[[ Text open ]]
On Oct. 26, 2017, the former CEO of the opiate manufacturer Insys Therapeutics, Inc. Jonathan Kapoor, was arrested on fraud and racketeering charges, NPR reports. The arrest was made in connection with a kickback scheme in which company representatives paid healthcare providers to prescribe a potent painkiller meant only for cancer patients for “off-label” use. The painkiller, Subsys, is a spray form of the drug fentanyl, a short-acting opiate that is 50 to 100 times more powerful than morphine.
According to the Insys Therapeutics website, Subsys is specifically designed to treat breakthrough cancer pain in patients who are already taking a long-acting opiate. Breakthrough cancer pain occurs when a person with stable, persistent pain experiences a sudden increase in pain intensity. These episodes are usually brief, lasting anywhere from a minute to several hours. Nevertheless, they can be very debilitating and make overall pain management extremely challenging.
Unlike oral opiates, which take time to be absorbed from the gastrointestinal tract, Subsys is sprayed under the tongue. Because this area contains dozens of tiny blood vessels, the medicine is absorbed into the bloodstream very quickly. It provides a significant degree of pain relief within 15 minutes, with peak effect after one hour, according to Insys. This makes it an excellent medicine for people with breakthrough cancer pain.
However, it also means the drug is very dangerous and has an enormous potential for abuse.
According to prosecutors, Kapoor and other high-level executives at Insys Therapeutics engaged in a nationwide conspiracy to bribe healthcare practitioners to write large numbers of prescriptions for Subsys. Many of the doctors who wrote the prescriptions owned pain clinics. And most of the patients who received the prescriptions did not have cancer, the indictment claims.
Prosecutors have also charged Kapoor and other co-defendants with insurance fraud for deceiving insurance companies in an effort to get them to approve payment for the drug. The company did so by organizing a “reimbursement unit,” the purpose of which was solely to encourage insurance companies and benefits managers to approve the drug for off-label use.
[[ Text closed ]]
- Work instructions
According to the article about the Insys Therapeutics arrest, how many times more powerful than morphine is fentanyl?
[[ Material shown open ]]
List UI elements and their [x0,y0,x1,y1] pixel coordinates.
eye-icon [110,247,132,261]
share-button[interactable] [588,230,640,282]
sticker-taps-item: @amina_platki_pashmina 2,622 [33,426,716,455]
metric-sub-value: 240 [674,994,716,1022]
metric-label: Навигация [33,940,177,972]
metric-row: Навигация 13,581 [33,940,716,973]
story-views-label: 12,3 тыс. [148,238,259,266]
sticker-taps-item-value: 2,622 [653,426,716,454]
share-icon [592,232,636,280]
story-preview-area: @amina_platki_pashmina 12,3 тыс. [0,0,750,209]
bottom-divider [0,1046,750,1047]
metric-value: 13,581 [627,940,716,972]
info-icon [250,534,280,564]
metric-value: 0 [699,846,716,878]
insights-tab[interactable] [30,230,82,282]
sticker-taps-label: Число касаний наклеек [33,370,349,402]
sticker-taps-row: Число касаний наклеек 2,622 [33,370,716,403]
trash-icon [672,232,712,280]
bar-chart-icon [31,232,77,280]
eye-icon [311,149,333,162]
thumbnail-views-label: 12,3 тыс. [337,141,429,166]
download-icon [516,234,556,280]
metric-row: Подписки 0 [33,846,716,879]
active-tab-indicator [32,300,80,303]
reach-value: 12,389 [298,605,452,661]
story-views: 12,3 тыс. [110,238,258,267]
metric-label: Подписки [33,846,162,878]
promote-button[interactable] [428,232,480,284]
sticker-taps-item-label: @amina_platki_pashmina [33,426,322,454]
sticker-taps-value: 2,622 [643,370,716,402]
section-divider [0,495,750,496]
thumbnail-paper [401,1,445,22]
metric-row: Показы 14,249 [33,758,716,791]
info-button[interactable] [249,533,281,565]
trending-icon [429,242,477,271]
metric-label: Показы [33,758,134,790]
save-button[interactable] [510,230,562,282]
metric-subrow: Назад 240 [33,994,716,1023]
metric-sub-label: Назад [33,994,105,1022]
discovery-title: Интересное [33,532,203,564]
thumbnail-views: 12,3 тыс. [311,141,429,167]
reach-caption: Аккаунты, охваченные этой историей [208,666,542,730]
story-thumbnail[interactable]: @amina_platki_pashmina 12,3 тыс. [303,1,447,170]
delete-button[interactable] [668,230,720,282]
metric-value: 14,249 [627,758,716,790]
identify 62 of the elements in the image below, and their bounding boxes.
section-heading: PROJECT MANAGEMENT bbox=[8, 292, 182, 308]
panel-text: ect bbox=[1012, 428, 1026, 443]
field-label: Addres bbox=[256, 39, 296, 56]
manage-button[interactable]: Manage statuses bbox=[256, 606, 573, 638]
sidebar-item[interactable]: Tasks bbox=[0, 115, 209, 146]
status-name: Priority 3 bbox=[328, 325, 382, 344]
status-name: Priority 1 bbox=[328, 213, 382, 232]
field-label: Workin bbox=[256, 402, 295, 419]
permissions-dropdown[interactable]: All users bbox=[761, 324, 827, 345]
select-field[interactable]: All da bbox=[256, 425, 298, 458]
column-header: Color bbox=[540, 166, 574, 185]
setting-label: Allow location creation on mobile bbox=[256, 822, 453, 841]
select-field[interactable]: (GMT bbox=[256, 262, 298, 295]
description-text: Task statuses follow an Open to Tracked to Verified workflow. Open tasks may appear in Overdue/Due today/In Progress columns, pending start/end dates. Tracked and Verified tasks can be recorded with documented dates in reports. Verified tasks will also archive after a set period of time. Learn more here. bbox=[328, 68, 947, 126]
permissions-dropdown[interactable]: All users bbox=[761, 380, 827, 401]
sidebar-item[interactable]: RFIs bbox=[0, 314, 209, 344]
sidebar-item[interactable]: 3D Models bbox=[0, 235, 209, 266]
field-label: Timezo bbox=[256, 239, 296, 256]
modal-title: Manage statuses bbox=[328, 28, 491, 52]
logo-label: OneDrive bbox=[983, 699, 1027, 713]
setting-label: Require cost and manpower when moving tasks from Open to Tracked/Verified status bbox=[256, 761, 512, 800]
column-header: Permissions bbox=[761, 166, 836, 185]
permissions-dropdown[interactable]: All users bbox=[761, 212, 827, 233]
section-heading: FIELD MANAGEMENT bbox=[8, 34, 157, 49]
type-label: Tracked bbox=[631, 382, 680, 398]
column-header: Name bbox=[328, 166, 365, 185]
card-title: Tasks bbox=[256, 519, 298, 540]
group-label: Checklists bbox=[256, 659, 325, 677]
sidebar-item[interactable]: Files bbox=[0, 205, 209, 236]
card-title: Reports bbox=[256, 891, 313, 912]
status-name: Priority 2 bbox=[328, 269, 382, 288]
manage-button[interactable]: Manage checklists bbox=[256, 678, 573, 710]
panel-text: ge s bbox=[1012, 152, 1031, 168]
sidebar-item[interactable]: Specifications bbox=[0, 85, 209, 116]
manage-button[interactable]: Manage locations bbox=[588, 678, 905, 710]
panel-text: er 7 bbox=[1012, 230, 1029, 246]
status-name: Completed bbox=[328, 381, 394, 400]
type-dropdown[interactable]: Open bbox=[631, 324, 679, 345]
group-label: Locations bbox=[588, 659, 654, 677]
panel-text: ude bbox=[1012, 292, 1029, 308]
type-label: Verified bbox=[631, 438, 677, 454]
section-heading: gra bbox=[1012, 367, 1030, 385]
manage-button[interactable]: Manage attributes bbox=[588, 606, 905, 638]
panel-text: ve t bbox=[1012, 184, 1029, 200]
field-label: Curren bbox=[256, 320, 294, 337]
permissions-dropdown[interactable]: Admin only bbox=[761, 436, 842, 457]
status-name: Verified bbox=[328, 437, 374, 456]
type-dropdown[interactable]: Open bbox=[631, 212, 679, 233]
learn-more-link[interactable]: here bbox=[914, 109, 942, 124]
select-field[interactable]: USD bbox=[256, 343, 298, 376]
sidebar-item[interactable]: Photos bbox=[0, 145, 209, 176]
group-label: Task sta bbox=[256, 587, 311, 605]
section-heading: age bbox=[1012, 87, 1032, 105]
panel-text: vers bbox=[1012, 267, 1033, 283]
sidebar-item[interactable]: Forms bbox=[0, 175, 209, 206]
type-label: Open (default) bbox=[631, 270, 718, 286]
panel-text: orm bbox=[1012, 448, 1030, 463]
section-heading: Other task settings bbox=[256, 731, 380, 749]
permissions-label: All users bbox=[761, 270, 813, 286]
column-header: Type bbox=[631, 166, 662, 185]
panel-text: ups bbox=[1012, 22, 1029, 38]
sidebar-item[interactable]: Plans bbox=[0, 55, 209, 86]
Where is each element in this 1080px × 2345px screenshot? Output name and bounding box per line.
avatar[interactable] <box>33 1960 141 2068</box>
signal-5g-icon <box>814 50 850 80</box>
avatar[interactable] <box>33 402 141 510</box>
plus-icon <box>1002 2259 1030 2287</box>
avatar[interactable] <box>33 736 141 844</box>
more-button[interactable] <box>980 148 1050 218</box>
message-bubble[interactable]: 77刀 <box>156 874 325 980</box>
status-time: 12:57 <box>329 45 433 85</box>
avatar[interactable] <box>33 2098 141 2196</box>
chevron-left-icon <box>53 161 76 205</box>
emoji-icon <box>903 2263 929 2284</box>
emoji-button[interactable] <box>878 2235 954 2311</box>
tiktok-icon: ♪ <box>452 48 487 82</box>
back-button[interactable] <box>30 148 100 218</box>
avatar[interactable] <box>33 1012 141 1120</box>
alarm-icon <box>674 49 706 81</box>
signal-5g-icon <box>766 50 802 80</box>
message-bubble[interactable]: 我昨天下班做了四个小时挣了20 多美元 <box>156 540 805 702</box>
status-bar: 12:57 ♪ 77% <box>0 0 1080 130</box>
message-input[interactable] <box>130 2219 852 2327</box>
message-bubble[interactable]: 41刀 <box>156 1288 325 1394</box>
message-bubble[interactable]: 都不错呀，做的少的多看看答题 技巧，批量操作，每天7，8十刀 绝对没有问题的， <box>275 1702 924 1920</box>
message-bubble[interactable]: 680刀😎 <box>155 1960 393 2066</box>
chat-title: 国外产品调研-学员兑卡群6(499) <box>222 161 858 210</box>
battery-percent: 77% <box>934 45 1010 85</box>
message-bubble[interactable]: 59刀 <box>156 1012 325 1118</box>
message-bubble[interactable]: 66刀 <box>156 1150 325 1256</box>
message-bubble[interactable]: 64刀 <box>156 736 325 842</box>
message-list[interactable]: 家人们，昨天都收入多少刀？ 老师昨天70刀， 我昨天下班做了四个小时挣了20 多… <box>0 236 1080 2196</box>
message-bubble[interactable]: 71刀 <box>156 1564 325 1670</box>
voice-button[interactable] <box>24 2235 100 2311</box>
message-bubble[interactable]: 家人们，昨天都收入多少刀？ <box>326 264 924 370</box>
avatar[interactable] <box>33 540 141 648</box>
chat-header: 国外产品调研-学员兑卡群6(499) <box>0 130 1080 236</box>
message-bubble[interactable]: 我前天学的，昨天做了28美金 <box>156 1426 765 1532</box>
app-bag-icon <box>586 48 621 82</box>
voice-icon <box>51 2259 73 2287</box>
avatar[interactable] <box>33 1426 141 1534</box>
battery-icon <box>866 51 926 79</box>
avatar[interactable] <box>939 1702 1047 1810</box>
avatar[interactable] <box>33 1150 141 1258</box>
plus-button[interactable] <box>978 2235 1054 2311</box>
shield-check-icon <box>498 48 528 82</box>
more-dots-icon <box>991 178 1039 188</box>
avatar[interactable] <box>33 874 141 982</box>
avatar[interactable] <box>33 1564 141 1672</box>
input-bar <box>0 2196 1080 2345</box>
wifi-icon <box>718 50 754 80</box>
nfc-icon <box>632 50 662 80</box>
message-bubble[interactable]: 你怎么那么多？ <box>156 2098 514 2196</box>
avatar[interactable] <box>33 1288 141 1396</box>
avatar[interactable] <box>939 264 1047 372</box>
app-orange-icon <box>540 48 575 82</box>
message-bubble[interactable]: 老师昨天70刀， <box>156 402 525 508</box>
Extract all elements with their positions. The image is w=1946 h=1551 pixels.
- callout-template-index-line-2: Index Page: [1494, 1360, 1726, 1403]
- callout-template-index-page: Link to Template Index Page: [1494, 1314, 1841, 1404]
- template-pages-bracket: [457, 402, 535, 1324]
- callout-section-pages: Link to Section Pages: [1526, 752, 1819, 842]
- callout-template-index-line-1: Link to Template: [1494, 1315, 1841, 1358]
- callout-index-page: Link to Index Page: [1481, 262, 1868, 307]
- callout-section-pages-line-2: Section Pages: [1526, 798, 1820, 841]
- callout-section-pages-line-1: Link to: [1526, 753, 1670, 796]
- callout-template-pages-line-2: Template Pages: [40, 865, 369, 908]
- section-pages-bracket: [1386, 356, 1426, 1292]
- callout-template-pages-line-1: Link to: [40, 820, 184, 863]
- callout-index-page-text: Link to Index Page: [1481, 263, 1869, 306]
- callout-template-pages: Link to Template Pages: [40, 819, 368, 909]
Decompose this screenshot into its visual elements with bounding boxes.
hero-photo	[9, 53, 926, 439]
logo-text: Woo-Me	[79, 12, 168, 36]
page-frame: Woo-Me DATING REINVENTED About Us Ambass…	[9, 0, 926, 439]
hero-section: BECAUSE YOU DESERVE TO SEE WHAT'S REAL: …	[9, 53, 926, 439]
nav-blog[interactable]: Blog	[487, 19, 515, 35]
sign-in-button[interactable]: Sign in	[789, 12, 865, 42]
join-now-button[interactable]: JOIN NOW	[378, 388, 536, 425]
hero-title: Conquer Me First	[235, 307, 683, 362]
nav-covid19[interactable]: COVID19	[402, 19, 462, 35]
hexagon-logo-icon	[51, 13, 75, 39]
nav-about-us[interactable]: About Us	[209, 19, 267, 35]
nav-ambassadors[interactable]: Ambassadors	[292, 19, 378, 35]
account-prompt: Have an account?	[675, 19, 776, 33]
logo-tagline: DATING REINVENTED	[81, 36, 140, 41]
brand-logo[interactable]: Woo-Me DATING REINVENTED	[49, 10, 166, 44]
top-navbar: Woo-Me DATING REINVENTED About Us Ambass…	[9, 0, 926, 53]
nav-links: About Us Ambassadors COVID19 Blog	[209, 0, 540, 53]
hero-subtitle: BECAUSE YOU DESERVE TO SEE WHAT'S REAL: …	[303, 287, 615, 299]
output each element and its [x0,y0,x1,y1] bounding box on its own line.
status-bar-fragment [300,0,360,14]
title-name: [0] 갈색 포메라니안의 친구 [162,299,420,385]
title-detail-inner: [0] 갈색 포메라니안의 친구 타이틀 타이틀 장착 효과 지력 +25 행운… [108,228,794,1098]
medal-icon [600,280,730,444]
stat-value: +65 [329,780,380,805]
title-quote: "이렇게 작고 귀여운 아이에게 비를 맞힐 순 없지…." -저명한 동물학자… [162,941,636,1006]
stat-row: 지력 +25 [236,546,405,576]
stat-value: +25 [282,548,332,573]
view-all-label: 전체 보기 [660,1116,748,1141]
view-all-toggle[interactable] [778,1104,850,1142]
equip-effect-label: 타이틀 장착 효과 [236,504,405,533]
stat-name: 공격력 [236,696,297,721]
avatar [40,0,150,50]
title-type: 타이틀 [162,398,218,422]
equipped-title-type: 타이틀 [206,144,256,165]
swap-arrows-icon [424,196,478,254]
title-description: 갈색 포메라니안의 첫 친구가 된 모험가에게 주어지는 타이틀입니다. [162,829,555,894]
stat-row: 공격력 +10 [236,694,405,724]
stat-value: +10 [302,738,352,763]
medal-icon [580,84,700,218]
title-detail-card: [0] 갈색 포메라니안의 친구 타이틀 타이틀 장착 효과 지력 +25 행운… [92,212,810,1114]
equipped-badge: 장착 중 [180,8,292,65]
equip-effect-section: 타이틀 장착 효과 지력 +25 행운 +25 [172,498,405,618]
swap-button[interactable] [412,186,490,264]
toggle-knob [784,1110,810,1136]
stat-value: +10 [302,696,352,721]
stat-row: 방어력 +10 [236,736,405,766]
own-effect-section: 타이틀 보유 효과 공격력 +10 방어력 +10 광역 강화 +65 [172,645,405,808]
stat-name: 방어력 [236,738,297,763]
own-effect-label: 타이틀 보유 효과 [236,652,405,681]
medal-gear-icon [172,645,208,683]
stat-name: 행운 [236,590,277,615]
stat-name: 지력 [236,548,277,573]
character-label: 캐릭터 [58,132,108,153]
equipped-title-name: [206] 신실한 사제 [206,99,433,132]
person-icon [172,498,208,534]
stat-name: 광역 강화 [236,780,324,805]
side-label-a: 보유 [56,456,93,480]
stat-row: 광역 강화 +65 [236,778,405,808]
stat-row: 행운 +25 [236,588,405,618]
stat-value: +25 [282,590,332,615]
[[ Material shown closed ]]
- The answer
50 to 100 times more powerful.